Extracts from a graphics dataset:
-.-.-
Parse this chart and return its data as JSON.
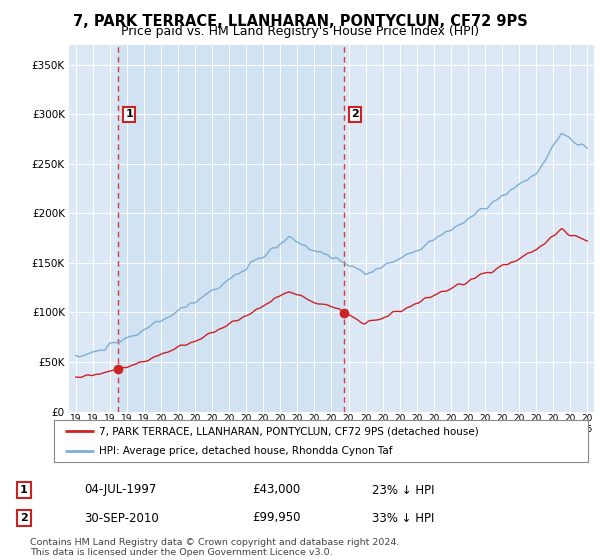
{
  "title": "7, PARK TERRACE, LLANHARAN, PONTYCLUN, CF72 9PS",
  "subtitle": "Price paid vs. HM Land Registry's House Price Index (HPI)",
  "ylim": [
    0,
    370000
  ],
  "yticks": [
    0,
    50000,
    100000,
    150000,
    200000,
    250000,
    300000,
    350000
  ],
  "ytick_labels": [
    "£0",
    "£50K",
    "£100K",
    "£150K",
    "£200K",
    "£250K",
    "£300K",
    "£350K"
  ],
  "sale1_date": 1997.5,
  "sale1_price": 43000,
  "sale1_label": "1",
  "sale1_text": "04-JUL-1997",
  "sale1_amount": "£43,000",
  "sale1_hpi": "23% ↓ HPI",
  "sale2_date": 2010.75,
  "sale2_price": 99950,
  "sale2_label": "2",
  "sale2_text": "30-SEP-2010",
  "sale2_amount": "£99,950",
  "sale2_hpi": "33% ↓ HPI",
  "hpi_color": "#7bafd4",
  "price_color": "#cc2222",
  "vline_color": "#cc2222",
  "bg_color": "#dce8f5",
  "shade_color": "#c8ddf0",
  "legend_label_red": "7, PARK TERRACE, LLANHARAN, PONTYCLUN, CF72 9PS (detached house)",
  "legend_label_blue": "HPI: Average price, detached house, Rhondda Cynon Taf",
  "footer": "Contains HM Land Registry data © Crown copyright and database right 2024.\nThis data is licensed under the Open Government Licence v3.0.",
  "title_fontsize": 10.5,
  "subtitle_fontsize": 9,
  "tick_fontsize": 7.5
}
-.-.-
**Objective:** The records above need to be given again exactly. Omit the pictures.

**Task output:**
Parse this chart and return its data as JSON.
{
  "title": "7, PARK TERRACE, LLANHARAN, PONTYCLUN, CF72 9PS",
  "subtitle": "Price paid vs. HM Land Registry's House Price Index (HPI)",
  "ylim": [
    0,
    370000
  ],
  "yticks": [
    0,
    50000,
    100000,
    150000,
    200000,
    250000,
    300000,
    350000
  ],
  "ytick_labels": [
    "£0",
    "£50K",
    "£100K",
    "£150K",
    "£200K",
    "£250K",
    "£300K",
    "£350K"
  ],
  "sale1_date": 1997.5,
  "sale1_price": 43000,
  "sale1_label": "1",
  "sale1_text": "04-JUL-1997",
  "sale1_amount": "£43,000",
  "sale1_hpi": "23% ↓ HPI",
  "sale2_date": 2010.75,
  "sale2_price": 99950,
  "sale2_label": "2",
  "sale2_text": "30-SEP-2010",
  "sale2_amount": "£99,950",
  "sale2_hpi": "33% ↓ HPI",
  "hpi_color": "#7bafd4",
  "price_color": "#cc2222",
  "vline_color": "#cc2222",
  "bg_color": "#dce8f5",
  "shade_color": "#c8ddf0",
  "legend_label_red": "7, PARK TERRACE, LLANHARAN, PONTYCLUN, CF72 9PS (detached house)",
  "legend_label_blue": "HPI: Average price, detached house, Rhondda Cynon Taf",
  "footer": "Contains HM Land Registry data © Crown copyright and database right 2024.\nThis data is licensed under the Open Government Licence v3.0.",
  "title_fontsize": 10.5,
  "subtitle_fontsize": 9,
  "tick_fontsize": 7.5
}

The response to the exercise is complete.